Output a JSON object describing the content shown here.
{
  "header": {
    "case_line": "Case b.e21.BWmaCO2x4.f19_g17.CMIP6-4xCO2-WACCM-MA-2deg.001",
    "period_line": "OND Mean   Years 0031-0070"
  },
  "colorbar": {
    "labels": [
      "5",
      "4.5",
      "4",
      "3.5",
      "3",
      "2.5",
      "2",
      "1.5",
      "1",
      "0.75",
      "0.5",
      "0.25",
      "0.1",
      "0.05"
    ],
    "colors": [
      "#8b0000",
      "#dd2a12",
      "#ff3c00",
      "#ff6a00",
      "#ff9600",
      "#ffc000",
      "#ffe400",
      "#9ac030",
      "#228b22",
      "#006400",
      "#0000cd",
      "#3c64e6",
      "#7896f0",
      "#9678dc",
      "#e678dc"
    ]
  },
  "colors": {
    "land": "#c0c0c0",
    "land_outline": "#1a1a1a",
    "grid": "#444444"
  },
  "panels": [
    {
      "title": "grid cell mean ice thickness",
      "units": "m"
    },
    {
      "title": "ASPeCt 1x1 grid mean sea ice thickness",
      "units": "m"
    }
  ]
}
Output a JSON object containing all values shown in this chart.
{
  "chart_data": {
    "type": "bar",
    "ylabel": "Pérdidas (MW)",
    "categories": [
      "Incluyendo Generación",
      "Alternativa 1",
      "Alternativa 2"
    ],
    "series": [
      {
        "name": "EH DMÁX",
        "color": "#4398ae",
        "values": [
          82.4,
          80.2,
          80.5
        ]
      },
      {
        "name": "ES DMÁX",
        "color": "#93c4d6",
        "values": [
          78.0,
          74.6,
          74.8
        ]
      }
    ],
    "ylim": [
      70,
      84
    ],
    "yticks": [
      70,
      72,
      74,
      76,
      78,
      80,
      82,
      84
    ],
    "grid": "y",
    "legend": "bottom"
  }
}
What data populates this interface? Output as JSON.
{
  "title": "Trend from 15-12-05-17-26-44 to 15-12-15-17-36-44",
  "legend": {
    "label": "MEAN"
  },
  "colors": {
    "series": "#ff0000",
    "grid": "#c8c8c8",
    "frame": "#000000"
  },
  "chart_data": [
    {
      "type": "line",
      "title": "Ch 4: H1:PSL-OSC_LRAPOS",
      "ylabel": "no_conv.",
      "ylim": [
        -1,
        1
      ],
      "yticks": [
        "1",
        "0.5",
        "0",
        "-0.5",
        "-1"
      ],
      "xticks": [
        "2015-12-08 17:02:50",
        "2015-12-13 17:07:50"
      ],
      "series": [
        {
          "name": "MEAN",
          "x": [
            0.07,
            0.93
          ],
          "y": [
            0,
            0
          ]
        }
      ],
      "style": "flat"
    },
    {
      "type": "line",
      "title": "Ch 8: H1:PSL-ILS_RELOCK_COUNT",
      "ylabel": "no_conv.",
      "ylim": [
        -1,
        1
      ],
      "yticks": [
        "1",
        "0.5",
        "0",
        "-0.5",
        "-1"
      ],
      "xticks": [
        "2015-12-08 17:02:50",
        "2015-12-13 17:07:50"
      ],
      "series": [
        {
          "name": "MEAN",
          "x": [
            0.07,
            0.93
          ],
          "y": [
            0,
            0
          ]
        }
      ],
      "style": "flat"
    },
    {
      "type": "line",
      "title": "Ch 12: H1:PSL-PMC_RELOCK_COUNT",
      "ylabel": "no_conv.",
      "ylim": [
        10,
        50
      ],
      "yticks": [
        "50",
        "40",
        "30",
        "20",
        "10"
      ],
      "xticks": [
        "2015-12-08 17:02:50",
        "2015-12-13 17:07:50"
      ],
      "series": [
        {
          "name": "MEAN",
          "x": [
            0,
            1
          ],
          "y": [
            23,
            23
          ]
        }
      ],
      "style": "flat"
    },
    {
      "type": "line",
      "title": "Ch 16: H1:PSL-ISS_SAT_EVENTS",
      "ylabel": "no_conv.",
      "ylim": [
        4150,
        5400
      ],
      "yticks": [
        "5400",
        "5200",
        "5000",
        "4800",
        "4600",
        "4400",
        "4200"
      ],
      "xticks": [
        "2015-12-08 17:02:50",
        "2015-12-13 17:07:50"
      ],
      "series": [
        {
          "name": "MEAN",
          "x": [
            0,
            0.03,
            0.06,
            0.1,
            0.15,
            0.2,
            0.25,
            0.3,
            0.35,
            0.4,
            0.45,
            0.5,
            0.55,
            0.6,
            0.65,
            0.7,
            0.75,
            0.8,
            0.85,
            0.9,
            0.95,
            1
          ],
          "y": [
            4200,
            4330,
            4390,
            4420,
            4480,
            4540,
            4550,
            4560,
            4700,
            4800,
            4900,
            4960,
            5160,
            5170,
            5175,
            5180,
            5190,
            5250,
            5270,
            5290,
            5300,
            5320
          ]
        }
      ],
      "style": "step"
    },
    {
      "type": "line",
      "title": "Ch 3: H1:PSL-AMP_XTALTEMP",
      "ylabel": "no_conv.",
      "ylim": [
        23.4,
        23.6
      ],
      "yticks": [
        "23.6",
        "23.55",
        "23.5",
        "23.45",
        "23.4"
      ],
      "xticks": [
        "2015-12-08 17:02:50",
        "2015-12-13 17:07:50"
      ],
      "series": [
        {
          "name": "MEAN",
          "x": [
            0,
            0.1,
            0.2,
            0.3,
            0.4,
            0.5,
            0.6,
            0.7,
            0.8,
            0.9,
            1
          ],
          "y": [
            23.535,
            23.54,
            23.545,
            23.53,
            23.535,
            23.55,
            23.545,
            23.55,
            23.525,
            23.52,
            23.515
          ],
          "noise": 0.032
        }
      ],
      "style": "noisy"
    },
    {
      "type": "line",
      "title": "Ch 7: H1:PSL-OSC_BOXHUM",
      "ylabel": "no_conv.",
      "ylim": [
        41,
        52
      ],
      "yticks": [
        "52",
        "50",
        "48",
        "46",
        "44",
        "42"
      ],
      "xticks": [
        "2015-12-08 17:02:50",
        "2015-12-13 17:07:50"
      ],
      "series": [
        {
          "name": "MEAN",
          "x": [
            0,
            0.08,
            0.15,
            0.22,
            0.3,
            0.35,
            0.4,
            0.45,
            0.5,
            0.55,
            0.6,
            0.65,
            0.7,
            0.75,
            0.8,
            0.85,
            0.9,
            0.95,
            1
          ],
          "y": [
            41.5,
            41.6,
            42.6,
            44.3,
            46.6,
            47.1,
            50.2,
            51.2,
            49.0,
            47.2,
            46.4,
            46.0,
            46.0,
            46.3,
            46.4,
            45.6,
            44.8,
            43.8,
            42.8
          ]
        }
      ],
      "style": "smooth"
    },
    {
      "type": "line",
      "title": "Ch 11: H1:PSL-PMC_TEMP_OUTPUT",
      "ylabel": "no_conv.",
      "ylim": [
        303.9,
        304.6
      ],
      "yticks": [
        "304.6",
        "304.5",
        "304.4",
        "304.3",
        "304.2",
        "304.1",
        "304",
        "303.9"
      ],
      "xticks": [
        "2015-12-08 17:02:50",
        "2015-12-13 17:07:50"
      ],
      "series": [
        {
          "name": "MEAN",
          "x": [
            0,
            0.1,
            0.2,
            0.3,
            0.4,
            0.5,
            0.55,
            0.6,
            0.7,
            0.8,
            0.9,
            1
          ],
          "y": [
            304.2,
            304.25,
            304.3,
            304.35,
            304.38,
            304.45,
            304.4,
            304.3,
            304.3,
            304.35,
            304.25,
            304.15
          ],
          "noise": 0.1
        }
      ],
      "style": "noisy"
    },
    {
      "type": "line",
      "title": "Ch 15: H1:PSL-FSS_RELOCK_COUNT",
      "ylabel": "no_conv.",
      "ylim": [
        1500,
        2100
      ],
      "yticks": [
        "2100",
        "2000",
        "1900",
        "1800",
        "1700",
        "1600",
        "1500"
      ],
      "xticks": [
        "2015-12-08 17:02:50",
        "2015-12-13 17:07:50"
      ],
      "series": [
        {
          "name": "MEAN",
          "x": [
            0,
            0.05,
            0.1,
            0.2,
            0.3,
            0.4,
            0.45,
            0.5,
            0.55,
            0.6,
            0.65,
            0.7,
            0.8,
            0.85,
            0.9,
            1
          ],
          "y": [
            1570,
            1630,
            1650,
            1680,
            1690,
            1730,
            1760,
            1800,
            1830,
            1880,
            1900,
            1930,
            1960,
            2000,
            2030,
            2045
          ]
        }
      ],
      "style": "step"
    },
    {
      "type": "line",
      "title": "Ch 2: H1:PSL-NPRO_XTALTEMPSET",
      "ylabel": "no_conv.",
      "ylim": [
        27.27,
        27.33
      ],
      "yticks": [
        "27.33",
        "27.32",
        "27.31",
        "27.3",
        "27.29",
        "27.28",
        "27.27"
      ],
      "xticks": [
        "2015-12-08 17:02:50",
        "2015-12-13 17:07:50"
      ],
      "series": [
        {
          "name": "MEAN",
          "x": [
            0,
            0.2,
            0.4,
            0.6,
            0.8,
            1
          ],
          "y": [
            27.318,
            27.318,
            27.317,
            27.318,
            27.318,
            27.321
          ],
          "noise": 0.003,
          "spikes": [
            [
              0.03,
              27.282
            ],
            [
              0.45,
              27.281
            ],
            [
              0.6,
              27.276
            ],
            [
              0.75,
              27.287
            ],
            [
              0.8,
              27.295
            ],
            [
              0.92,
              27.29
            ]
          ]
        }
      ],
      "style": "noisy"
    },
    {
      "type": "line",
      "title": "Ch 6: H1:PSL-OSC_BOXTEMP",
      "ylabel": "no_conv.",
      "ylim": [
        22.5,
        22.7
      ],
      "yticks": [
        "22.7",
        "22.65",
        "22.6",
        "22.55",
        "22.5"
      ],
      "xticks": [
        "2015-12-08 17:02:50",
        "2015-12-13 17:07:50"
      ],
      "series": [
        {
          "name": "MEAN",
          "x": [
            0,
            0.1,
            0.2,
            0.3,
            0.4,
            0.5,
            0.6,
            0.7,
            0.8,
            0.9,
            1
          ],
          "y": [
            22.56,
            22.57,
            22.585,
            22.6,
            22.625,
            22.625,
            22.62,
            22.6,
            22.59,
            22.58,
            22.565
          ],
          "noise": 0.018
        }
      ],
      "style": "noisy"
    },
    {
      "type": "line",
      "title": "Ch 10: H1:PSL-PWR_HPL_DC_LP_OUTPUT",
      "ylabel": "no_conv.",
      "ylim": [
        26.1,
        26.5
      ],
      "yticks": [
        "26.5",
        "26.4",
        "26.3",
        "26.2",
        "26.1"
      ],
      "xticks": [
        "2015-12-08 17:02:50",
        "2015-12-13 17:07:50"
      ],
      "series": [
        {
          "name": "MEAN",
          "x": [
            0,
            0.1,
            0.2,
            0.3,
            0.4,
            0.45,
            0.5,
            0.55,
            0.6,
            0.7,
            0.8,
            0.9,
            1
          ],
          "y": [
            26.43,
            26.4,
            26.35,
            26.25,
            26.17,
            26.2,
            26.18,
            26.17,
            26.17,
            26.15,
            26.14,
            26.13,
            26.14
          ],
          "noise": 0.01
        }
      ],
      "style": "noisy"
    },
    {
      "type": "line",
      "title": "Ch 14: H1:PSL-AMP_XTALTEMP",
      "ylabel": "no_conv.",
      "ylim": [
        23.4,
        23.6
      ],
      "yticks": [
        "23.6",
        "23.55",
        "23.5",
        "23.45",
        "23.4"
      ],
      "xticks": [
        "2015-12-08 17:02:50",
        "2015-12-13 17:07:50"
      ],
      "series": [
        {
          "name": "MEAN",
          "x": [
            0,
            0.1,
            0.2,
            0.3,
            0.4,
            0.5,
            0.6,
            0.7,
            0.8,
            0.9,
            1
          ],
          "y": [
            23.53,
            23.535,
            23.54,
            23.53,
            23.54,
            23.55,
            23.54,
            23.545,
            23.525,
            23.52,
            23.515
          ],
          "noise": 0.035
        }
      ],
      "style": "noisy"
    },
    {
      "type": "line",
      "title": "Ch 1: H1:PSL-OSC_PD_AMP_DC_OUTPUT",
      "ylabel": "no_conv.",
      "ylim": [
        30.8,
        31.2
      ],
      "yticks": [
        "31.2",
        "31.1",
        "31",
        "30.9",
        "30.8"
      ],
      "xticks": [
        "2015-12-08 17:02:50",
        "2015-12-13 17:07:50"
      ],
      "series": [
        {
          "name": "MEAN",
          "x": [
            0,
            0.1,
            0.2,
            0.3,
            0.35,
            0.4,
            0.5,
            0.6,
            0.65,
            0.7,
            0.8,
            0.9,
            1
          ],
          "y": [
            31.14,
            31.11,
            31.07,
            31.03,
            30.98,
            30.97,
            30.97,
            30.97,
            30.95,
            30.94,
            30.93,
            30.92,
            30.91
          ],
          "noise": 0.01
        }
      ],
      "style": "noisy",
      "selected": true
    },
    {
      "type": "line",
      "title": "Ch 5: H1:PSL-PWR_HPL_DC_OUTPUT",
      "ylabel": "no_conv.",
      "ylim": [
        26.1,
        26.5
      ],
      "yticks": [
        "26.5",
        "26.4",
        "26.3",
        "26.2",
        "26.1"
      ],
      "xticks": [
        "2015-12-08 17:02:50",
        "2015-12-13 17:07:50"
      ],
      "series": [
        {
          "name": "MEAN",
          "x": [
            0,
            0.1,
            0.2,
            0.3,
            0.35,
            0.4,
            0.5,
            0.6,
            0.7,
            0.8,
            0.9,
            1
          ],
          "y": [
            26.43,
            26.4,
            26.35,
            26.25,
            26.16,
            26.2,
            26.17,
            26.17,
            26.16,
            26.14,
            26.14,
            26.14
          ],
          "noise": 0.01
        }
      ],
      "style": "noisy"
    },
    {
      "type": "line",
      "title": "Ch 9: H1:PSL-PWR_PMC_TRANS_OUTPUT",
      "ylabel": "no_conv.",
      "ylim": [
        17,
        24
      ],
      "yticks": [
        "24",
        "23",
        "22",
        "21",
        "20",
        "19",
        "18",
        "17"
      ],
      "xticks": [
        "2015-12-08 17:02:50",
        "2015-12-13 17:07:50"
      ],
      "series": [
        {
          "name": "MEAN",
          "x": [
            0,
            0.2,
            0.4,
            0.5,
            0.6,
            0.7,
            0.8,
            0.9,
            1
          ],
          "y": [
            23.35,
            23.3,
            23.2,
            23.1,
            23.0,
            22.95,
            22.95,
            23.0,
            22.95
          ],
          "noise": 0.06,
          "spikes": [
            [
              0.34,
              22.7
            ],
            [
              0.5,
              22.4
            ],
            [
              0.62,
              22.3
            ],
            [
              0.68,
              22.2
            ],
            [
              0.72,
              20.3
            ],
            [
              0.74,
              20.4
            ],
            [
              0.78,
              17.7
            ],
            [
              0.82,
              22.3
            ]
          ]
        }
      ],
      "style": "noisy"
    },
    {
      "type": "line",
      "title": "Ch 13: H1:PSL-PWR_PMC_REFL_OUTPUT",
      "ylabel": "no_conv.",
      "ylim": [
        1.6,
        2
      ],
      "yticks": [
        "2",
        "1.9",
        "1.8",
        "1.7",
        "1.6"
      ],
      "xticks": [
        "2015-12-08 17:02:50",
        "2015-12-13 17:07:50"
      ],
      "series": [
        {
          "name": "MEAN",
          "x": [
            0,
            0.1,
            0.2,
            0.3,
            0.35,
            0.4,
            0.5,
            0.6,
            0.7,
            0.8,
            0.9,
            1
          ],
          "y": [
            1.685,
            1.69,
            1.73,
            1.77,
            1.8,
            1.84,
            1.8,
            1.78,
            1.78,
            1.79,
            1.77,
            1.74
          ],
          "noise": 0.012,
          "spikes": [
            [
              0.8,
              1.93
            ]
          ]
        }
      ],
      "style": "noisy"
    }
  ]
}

======

Lines holding the word "shown" in the entries above are the ones to pull out. Copy them all.

Output a JSON object describing the content shown here.
Output a JSON object containing all values shown in this chart.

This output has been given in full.